* _GIVEN REQUEST_
The exercise asks for every line of the data to be reproduced exactly.

* _RECORDS PROVIDED_
◆ ◆ ◆

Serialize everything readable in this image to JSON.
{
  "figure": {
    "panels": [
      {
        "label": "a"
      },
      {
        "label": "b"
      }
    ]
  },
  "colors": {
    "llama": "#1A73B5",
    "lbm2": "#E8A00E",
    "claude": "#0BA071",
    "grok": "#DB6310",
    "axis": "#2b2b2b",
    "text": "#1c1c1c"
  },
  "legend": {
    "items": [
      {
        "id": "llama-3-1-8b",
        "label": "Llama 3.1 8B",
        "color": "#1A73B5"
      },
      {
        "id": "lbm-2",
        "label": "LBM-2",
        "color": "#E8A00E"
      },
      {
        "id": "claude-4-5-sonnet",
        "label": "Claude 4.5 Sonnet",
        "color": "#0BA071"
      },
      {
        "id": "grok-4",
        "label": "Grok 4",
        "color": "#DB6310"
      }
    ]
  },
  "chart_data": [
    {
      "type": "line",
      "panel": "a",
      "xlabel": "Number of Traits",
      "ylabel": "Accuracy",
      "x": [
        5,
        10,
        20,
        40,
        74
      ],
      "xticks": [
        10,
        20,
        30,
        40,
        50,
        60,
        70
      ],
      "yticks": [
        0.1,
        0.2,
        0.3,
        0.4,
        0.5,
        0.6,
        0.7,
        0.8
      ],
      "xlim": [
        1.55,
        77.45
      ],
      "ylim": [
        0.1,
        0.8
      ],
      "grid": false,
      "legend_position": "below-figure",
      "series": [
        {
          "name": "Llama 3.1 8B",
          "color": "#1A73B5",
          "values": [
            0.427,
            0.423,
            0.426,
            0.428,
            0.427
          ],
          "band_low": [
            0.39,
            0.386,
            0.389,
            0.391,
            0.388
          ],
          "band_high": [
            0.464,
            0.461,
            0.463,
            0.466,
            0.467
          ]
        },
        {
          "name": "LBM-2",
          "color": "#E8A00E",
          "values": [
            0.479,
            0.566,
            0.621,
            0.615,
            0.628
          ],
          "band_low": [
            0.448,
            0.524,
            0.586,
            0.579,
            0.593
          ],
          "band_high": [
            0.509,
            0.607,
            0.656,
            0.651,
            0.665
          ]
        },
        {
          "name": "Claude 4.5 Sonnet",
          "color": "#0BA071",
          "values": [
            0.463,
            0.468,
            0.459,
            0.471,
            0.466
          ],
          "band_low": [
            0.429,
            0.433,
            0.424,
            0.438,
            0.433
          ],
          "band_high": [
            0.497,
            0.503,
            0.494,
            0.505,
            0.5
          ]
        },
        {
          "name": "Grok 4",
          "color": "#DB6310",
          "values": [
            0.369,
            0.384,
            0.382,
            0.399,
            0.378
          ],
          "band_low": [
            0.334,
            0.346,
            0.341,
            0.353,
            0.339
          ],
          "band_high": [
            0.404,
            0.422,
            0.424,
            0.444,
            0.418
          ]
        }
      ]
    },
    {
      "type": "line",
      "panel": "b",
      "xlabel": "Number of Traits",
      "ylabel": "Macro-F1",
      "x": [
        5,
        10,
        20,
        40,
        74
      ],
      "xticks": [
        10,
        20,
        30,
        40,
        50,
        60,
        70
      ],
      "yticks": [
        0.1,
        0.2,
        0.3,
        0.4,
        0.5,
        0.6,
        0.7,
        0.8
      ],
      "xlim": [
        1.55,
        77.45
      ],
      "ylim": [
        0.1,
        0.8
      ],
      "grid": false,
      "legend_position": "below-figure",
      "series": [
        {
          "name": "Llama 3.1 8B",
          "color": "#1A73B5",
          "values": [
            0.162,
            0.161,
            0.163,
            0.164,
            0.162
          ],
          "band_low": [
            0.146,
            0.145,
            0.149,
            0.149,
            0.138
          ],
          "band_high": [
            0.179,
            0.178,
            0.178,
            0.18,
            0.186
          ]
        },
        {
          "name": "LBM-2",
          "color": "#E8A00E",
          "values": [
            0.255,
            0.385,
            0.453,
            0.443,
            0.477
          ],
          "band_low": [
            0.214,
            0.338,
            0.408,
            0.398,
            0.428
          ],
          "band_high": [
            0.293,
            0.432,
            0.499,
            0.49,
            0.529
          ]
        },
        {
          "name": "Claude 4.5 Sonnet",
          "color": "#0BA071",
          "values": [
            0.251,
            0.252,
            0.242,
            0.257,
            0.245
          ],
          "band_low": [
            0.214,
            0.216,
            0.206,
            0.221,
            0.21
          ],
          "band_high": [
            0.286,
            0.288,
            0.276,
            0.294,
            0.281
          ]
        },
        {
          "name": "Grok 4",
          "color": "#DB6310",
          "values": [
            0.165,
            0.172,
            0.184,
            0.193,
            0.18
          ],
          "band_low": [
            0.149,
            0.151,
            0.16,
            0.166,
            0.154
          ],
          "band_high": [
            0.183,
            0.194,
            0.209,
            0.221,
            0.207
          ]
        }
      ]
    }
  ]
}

◆ ◆ ◆

* _WORKED SOLUTION_
Serialize everything readable in this image to JSON.
{
  "figure": {
    "panels": [
      {
        "label": "a"
      },
      {
        "label": "b"
      }
    ]
  },
  "colors": {
    "llama": "#1A73B5",
    "lbm2": "#E8A00E",
    "claude": "#0BA071",
    "grok": "#DB6310",
    "axis": "#2b2b2b",
    "text": "#1c1c1c"
  },
  "legend": {
    "items": [
      {
        "id": "llama-3-1-8b",
        "label": "Llama 3.1 8B",
        "color": "#1A73B5"
      },
      {
        "id": "lbm-2",
        "label": "LBM-2",
        "color": "#E8A00E"
      },
      {
        "id": "claude-4-5-sonnet",
        "label": "Claude 4.5 Sonnet",
        "color": "#0BA071"
      },
      {
        "id": "grok-4",
        "label": "Grok 4",
        "color": "#DB6310"
      }
    ]
  },
  "chart_data": [
    {
      "type": "line",
      "panel": "a",
      "xlabel": "Number of Traits",
      "ylabel": "Accuracy",
      "x": [
        5,
        10,
        20,
        40,
        74
      ],
      "xticks": [
        10,
        20,
        30,
        40,
        50,
        60,
        70
      ],
      "yticks": [
        0.1,
        0.2,
        0.3,
        0.4,
        0.5,
        0.6,
        0.7,
        0.8
      ],
      "xlim": [
        1.55,
        77.45
      ],
      "ylim": [
        0.1,
        0.8
      ],
      "grid": false,
      "legend_position": "below-figure",
      "series": [
        {
          "name": "Llama 3.1 8B",
          "color": "#1A73B5",
          "values": [
            0.427,
            0.423,
            0.426,
            0.428,
            0.427
          ],
          "band_low": [
            0.39,
            0.386,
            0.389,
            0.391,
            0.388
          ],
          "band_high": [
            0.464,
            0.461,
            0.463,
            0.466,
            0.467
          ]
        },
        {
          "name": "LBM-2",
          "color": "#E8A00E",
          "values": [
            0.479,
            0.566,
            0.621,
            0.615,
            0.628
          ],
          "band_low": [
            0.448,
            0.524,
            0.586,
            0.579,
            0.593
          ],
          "band_high": [
            0.509,
            0.607,
            0.656,
            0.651,
            0.665
          ]
        },
        {
          "name": "Claude 4.5 Sonnet",
          "color": "#0BA071",
          "values": [
            0.463,
            0.468,
            0.459,
            0.471,
            0.466
          ],
          "band_low": [
            0.429,
            0.433,
            0.424,
            0.438,
            0.433
          ],
          "band_high": [
            0.497,
            0.503,
            0.494,
            0.505,
            0.5
          ]
        },
        {
          "name": "Grok 4",
          "color": "#DB6310",
          "values": [
            0.369,
            0.384,
            0.382,
            0.399,
            0.378
          ],
          "band_low": [
            0.334,
            0.346,
            0.341,
            0.353,
            0.339
          ],
          "band_high": [
            0.404,
            0.422,
            0.424,
            0.444,
            0.418
          ]
        }
      ]
    },
    {
      "type": "line",
      "panel": "b",
      "xlabel": "Number of Traits",
      "ylabel": "Macro-F1",
      "x": [
        5,
        10,
        20,
        40,
        74
      ],
      "xticks": [
        10,
        20,
        30,
        40,
        50,
        60,
        70
      ],
      "yticks": [
        0.1,
        0.2,
        0.3,
        0.4,
        0.5,
        0.6,
        0.7,
        0.8
      ],
      "xlim": [
        1.55,
        77.45
      ],
      "ylim": [
        0.1,
        0.8
      ],
      "grid": false,
      "legend_position": "below-figure",
      "series": [
        {
          "name": "Llama 3.1 8B",
          "color": "#1A73B5",
          "values": [
            0.162,
            0.161,
            0.163,
            0.164,
            0.162
          ],
          "band_low": [
            0.146,
            0.145,
            0.149,
            0.149,
            0.138
          ],
          "band_high": [
            0.179,
            0.178,
            0.178,
            0.18,
            0.186
          ]
        },
        {
          "name": "LBM-2",
          "color": "#E8A00E",
          "values": [
            0.255,
            0.385,
            0.453,
            0.443,
            0.477
          ],
          "band_low": [
            0.214,
            0.338,
            0.408,
            0.398,
            0.428
          ],
          "band_high": [
            0.293,
            0.432,
            0.499,
            0.49,
            0.529
          ]
        },
        {
          "name": "Claude 4.5 Sonnet",
          "color": "#0BA071",
          "values": [
            0.251,
            0.252,
            0.242,
            0.257,
            0.245
          ],
          "band_low": [
            0.214,
            0.216,
            0.206,
            0.221,
            0.21
          ],
          "band_high": [
            0.286,
            0.288,
            0.276,
            0.294,
            0.281
          ]
        },
        {
          "name": "Grok 4",
          "color": "#DB6310",
          "values": [
            0.165,
            0.172,
            0.184,
            0.193,
            0.18
          ],
          "band_low": [
            0.149,
            0.151,
            0.16,
            0.166,
            0.154
          ],
          "band_high": [
            0.183,
            0.194,
            0.209,
            0.221,
            0.207
          ]
        }
      ]
    }
  ]
}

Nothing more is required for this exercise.